>> start Dataset

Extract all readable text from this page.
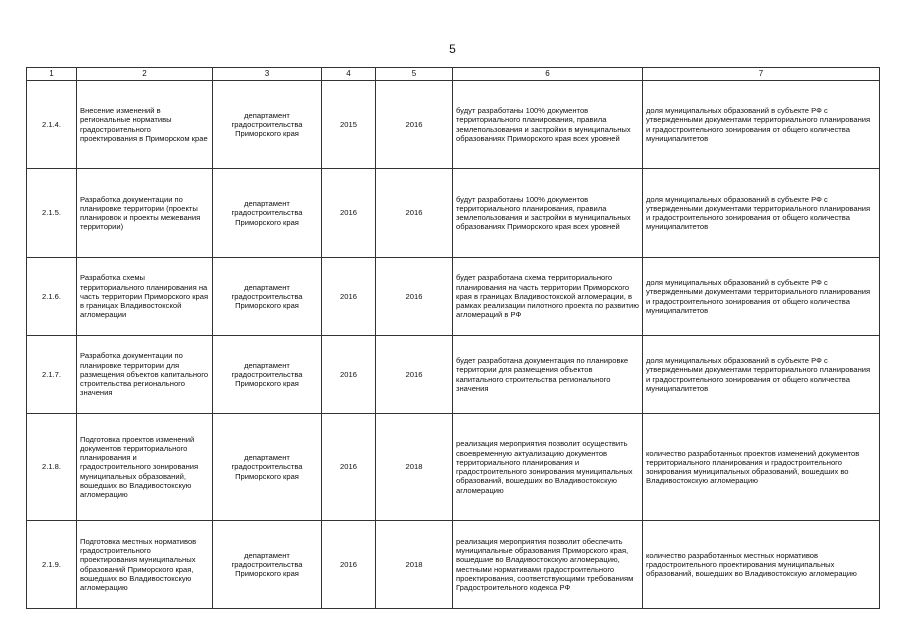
5
1	2	3	4	5	6	7
2.1.4.	Внесение изменений в региональные нормативы градостроительного проектирования в Приморском крае	департамент градостроительства Приморского края	2015	2016	будут разработаны 100% документов территориального планирования, правила землепользования и застройки в муниципальных образованиях Приморского края всех уровней	доля муниципальных образований в субъекте РФ с утвержденными документами территориального планирования и градостроительного зонирования от общего количества муниципалитетов
2.1.5.	Разработка документации по планировке территории (проекты планировок и проекты межевания территории)	департамент градостроительства Приморского края	2016	2016	будут разработаны 100% документов территориального планирования, правила землепользования и застройки в муниципальных образованиях Приморского края всех уровней	доля муниципальных образований в субъекте РФ с утвержденными документами территориального планирования и градостроительного зонирования от общего количества муниципалитетов
2.1.6.	Разработка схемы территориального планирования на часть территории Приморского края в границах Владивостокской агломерации	департамент градостроительства Приморского края	2016	2016	будет разработана схема территориального планирования на часть территории Приморского края в границах Владивостокской агломерации, в рамках реализации пилотного проекта по развитию агломераций в РФ	доля муниципальных образований в субъекте РФ с утвержденными документами территориального планирования и градостроительного зонирования от общего количества муниципалитетов
2.1.7.	Разработка документации по планировке территории для размещения объектов капитального строительства регионального значения	департамент градостроительства Приморского края	2016	2016	будет разработана документация по планировке территории для размещения объектов капитального строительства регионального значения	доля муниципальных образований в субъекте РФ с утвержденными документами территориального планирования и градостроительного зонирования от общего количества муниципалитетов
2.1.8.	Подготовка проектов изменений документов территориального планирования и градостроительного зонирования муниципальных образований, вошедших во Владивостокскую агломерацию	департамент градостроительства Приморского края	2016	2018	реализация мероприятия позволит осуществить своевременную актуализацию документов территориального планирования и градостроительного зонирования муниципальных образований, вошедших во Владивостокскую агломерацию	количество разработанных проектов изменений документов территориального планирования и градостроительного зонирования муниципальных образований, вошедших во Владивостокскую агломерацию
2.1.9.	Подготовка местных нормативов градостроительного проектирования муниципальных образований Приморского края, вошедших во Владивостокскую агломерацию	департамент градостроительства Приморского края	2016	2018	реализация мероприятия позволит обеспечить муниципальные образования Приморского края, вошедшие во Владивостокскую агломерацию, местными нормативами градостроительного проектирования, соответствующими требованиям Градостроительного кодекса РФ	количество разработанных местных нормативов градостроительного проектирования муниципальных образований, вошедших во Владивостокскую агломерацию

>> end Dataset

## Written problem
Transcribe all the data word for word; the images stay out.

## Problem solution
Extract all readable text from this page.
5
1	2	3	4	5	6	7
2.1.4.	Внесение изменений в региональные нормативы градостроительного проектирования в Приморском крае	департамент градостроительства Приморского края	2015	2016	будут разработаны 100% документов территориального планирования, правила землепользования и застройки в муниципальных образованиях Приморского края всех уровней	доля муниципальных образований в субъекте РФ с утвержденными документами территориального планирования и градостроительного зонирования от общего количества муниципалитетов
2.1.5.	Разработка документации по планировке территории (проекты планировок и проекты межевания территории)	департамент градостроительства Приморского края	2016	2016	будут разработаны 100% документов территориального планирования, правила землепользования и застройки в муниципальных образованиях Приморского края всех уровней	доля муниципальных образований в субъекте РФ с утвержденными документами территориального планирования и градостроительного зонирования от общего количества муниципалитетов
2.1.6.	Разработка схемы территориального планирования на часть территории Приморского края в границах Владивостокской агломерации	департамент градостроительства Приморского края	2016	2016	будет разработана схема территориального планирования на часть территории Приморского края в границах Владивостокской агломерации, в рамках реализации пилотного проекта по развитию агломераций в РФ	доля муниципальных образований в субъекте РФ с утвержденными документами территориального планирования и градостроительного зонирования от общего количества муниципалитетов
2.1.7.	Разработка документации по планировке территории для размещения объектов капитального строительства регионального значения	департамент градостроительства Приморского края	2016	2016	будет разработана документация по планировке территории для размещения объектов капитального строительства регионального значения	доля муниципальных образований в субъекте РФ с утвержденными документами территориального планирования и градостроительного зонирования от общего количества муниципалитетов
2.1.8.	Подготовка проектов изменений документов территориального планирования и градостроительного зонирования муниципальных образований, вошедших во Владивостокскую агломерацию	департамент градостроительства Приморского края	2016	2018	реализация мероприятия позволит осуществить своевременную актуализацию документов территориального планирования и градостроительного зонирования муниципальных образований, вошедших во Владивостокскую агломерацию	количество разработанных проектов изменений документов территориального планирования и градостроительного зонирования муниципальных образований, вошедших во Владивостокскую агломерацию
2.1.9.	Подготовка местных нормативов градостроительного проектирования муниципальных образований Приморского края, вошедших во Владивостокскую агломерацию	департамент градостроительства Приморского края	2016	2018	реализация мероприятия позволит обеспечить муниципальные образования Приморского края, вошедшие во Владивостокскую агломерацию, местными нормативами градостроительного проектирования, соответствующими требованиям Градостроительного кодекса РФ	количество разработанных местных нормативов градостроительного проектирования муниципальных образований, вошедших во Владивостокскую агломерацию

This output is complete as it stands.